• [OBJECTIVE] Repeat every line exactly, keeping the pictures out of the copy.

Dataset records
-- begin --
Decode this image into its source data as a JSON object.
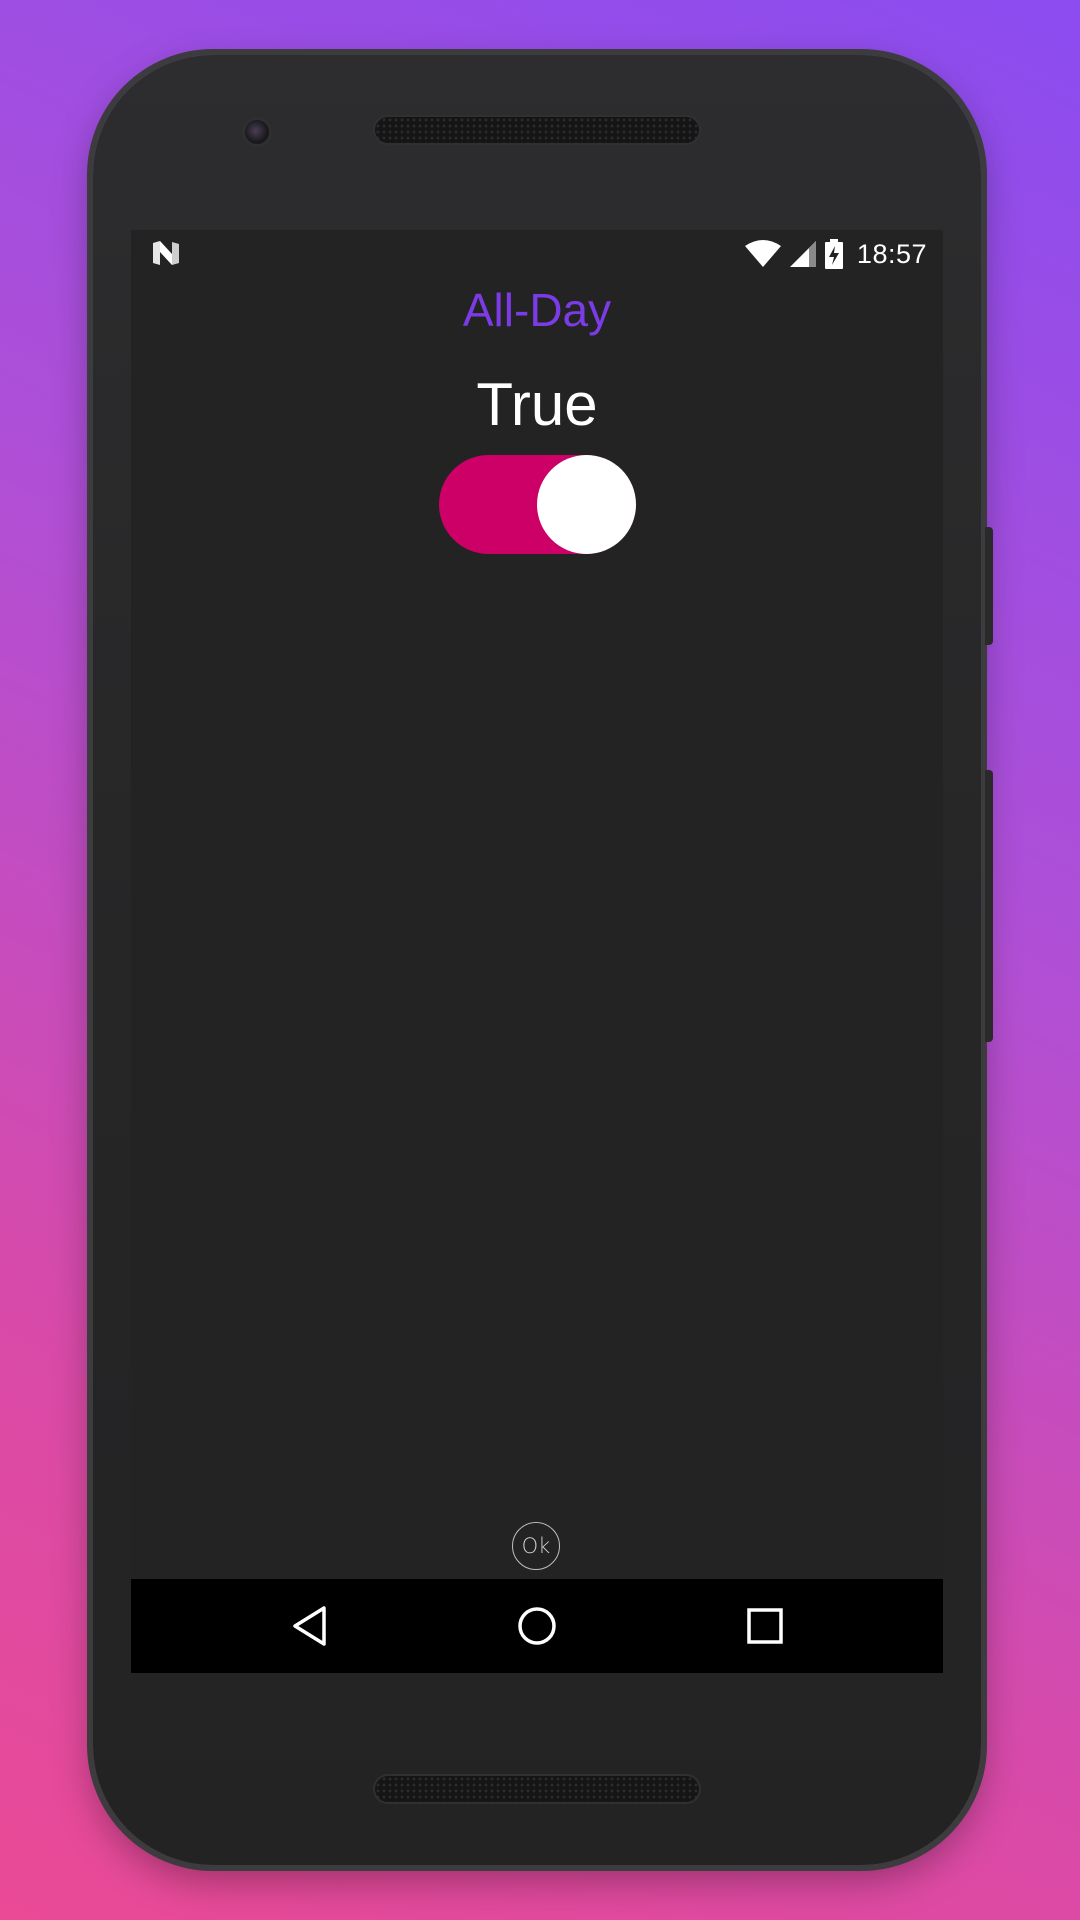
{
  "status_bar": {
    "time": "18:57",
    "icons": [
      "android-n-icon",
      "wifi-icon",
      "cellular-signal-icon",
      "battery-charging-icon"
    ]
  },
  "title": "All-Day",
  "value_text": "True",
  "toggle": {
    "checked": true,
    "track_color": "#cc0066",
    "thumb_color": "#ffffff"
  },
  "ok_button": {
    "label": "Ok"
  },
  "nav_bar": {
    "icons": [
      "back-icon",
      "home-icon",
      "recents-icon"
    ]
  },
  "colors": {
    "accent": "#7b3be6",
    "screen_background": "#232323",
    "nav_background": "#000000"
  }
}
-- end --
• [ANSWER FOR THIS EXERCISE]
Decode this image into its source data as a JSON object.
{
  "status_bar": {
    "time": "18:57",
    "icons": [
      "android-n-icon",
      "wifi-icon",
      "cellular-signal-icon",
      "battery-charging-icon"
    ]
  },
  "title": "All-Day",
  "value_text": "True",
  "toggle": {
    "checked": true,
    "track_color": "#cc0066",
    "thumb_color": "#ffffff"
  },
  "ok_button": {
    "label": "Ok"
  },
  "nav_bar": {
    "icons": [
      "back-icon",
      "home-icon",
      "recents-icon"
    ]
  },
  "colors": {
    "accent": "#7b3be6",
    "screen_background": "#232323",
    "nav_background": "#000000"
  }
}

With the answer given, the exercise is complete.